Written request
Track down each line that has the word "кредитным" and copy it.

====== Source records ======

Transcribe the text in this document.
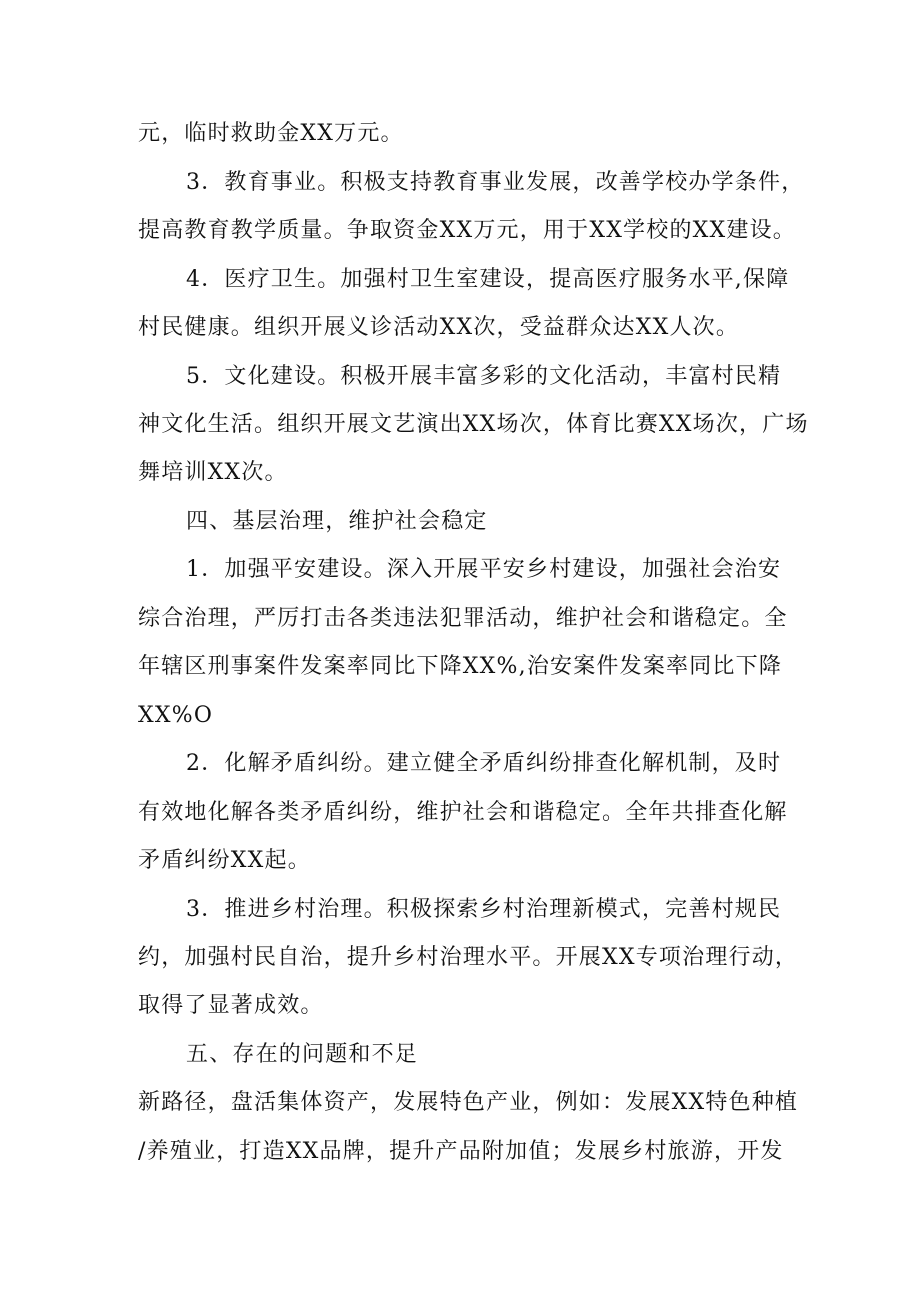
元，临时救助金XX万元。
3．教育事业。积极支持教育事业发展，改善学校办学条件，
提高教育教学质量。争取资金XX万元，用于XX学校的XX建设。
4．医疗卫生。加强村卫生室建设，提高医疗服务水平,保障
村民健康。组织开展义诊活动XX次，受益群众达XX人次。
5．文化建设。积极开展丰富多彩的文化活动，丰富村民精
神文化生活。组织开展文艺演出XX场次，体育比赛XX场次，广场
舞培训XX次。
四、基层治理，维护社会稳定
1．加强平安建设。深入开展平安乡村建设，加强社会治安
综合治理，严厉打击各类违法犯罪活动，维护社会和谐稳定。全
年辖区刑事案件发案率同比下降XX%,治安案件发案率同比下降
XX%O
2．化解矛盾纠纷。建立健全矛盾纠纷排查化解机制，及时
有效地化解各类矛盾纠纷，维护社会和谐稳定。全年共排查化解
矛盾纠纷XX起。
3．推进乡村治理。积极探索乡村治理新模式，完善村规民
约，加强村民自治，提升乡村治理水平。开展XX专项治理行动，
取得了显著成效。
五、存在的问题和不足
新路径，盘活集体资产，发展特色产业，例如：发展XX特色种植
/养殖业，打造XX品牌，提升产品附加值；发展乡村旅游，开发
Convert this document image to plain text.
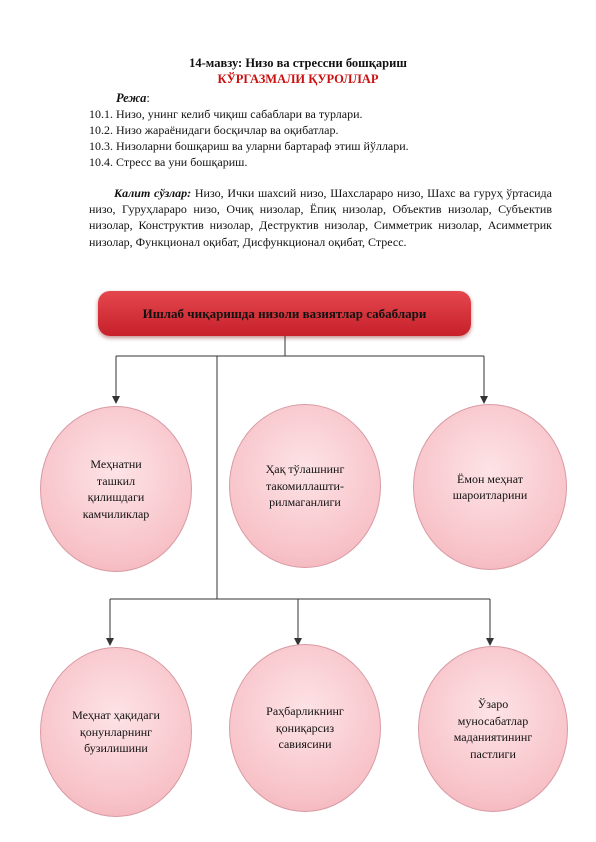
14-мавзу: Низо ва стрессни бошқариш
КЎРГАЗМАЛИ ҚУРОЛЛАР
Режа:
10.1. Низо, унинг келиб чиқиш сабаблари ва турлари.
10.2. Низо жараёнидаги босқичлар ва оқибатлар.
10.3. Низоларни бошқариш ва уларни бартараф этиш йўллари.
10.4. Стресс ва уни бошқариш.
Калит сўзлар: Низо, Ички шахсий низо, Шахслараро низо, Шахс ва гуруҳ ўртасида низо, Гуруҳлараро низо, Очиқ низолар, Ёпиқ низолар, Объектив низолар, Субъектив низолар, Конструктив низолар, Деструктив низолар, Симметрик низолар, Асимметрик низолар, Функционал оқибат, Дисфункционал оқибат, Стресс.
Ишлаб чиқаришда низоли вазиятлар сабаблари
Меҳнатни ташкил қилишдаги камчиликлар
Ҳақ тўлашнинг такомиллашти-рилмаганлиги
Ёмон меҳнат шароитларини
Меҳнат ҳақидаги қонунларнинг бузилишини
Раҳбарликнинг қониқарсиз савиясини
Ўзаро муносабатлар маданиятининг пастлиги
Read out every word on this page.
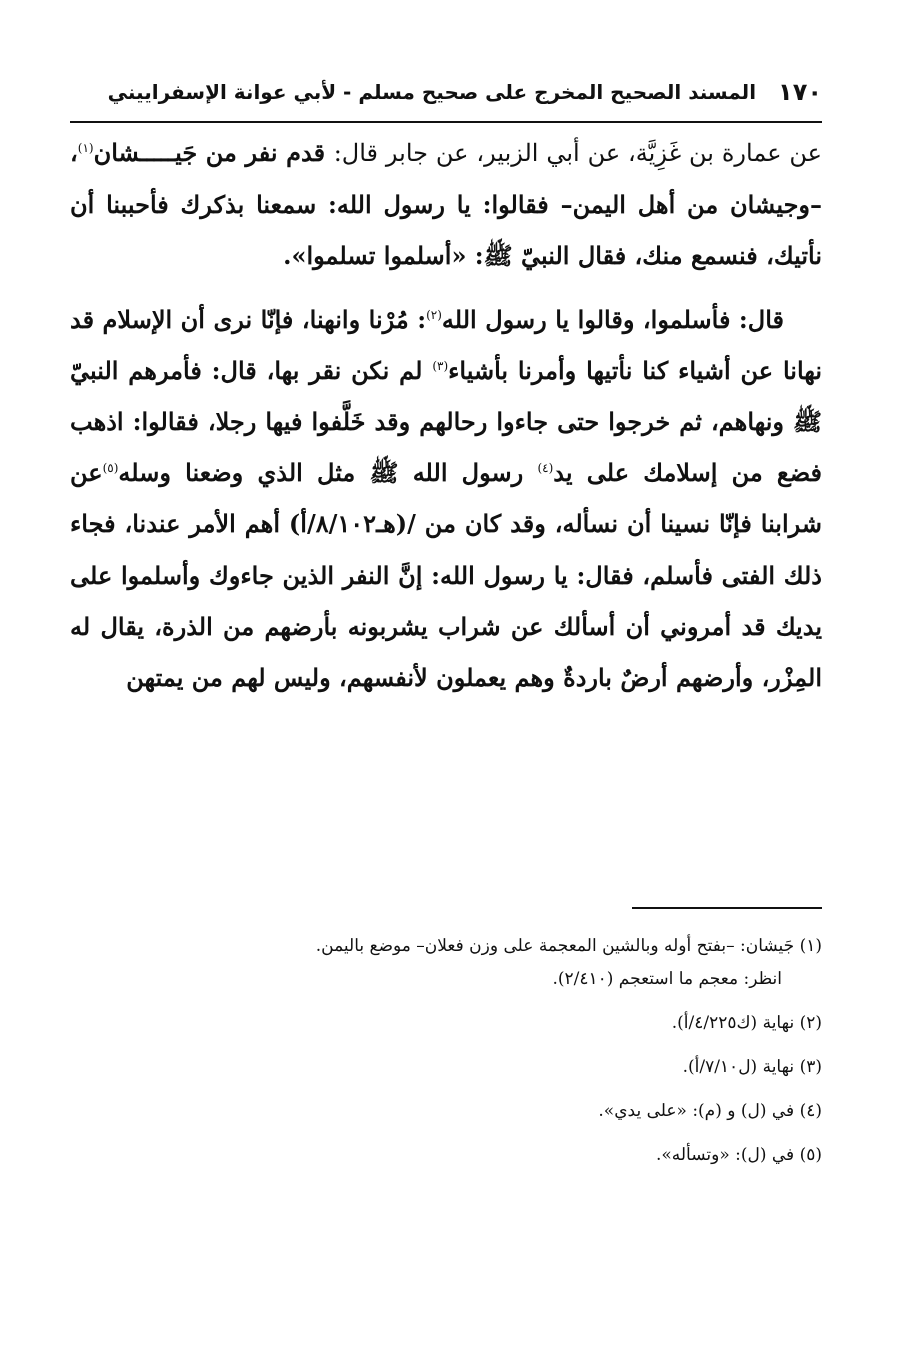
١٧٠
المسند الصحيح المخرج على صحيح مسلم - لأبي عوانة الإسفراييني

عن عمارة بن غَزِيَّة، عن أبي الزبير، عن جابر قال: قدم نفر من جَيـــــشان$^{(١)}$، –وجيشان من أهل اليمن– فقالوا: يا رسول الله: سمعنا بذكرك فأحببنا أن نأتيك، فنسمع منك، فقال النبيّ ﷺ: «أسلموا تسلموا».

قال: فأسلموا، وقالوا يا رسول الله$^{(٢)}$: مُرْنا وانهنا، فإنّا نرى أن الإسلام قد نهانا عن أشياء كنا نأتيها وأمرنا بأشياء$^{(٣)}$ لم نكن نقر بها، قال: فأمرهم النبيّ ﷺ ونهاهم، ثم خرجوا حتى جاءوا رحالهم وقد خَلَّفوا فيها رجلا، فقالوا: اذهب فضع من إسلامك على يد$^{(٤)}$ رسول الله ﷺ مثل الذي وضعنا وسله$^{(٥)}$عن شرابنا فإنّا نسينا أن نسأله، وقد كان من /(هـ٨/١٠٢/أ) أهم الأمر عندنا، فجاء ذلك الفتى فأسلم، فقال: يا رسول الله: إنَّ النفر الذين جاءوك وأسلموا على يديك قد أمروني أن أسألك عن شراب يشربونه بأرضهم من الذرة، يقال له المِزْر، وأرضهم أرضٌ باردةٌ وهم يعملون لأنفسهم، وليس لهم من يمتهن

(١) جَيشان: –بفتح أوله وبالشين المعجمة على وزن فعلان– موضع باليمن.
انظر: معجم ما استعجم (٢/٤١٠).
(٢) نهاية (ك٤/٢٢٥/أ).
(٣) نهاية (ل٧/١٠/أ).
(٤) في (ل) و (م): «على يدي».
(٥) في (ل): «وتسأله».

======
====== Source records ======

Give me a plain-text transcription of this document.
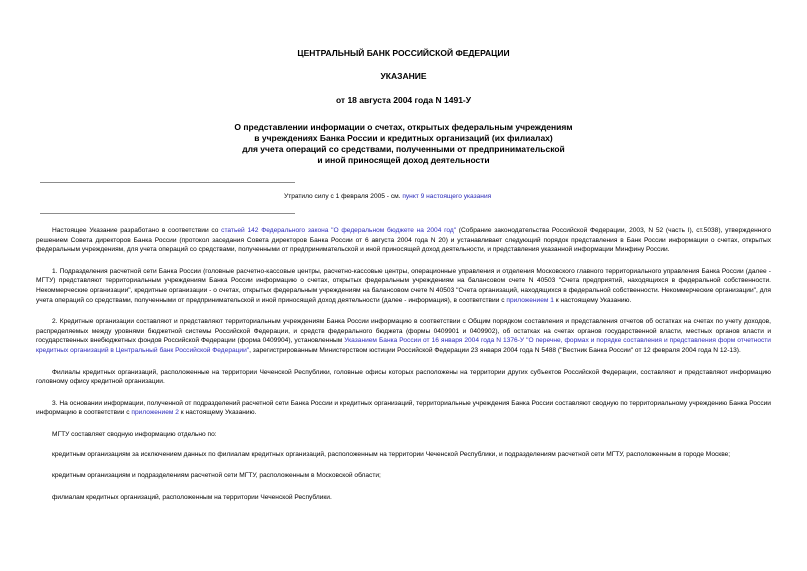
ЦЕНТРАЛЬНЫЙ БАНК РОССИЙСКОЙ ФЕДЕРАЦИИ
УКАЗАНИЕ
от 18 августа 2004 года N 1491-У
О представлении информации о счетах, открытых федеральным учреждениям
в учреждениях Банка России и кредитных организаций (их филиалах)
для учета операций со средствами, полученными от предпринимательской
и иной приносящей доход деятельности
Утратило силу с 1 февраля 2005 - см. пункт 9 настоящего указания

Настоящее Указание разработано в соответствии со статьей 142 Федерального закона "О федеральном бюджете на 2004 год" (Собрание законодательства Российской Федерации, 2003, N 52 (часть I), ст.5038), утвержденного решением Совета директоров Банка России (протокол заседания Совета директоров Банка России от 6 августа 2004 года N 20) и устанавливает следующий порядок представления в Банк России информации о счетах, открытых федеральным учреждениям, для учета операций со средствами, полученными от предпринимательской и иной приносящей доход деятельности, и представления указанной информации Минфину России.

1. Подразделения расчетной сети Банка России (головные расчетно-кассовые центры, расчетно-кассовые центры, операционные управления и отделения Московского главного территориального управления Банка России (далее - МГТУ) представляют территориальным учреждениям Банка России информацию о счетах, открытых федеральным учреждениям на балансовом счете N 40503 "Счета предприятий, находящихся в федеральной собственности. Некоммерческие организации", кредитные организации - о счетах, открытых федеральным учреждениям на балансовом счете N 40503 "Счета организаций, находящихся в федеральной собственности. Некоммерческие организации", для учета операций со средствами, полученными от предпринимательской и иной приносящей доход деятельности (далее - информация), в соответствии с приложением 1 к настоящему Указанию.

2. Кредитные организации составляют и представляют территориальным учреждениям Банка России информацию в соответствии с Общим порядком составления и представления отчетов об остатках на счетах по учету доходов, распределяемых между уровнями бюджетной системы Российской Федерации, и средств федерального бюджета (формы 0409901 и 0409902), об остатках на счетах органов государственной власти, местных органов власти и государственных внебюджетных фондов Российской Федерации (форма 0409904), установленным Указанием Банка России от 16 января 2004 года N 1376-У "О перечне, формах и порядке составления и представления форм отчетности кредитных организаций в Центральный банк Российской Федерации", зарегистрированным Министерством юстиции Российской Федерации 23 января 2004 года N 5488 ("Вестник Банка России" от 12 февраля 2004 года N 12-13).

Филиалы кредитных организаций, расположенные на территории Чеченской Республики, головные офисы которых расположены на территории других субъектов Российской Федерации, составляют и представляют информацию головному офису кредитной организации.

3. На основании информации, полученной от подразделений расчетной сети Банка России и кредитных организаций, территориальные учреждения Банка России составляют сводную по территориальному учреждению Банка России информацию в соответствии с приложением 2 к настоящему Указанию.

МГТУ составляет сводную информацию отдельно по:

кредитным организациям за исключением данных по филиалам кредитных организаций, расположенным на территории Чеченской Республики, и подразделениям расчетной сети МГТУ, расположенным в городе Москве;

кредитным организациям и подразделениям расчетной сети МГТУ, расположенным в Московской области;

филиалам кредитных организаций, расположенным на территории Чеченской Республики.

======

Task result
кредитным организациям за исключением данных по филиалам кредитных организаций, расположенным на территории Чеченской Республики, и подразделениям расчетной сети МГТУ, расположенным в городе Москве;
кредитным организациям и подразделениям расчетной сети МГТУ, расположенным в Московской области;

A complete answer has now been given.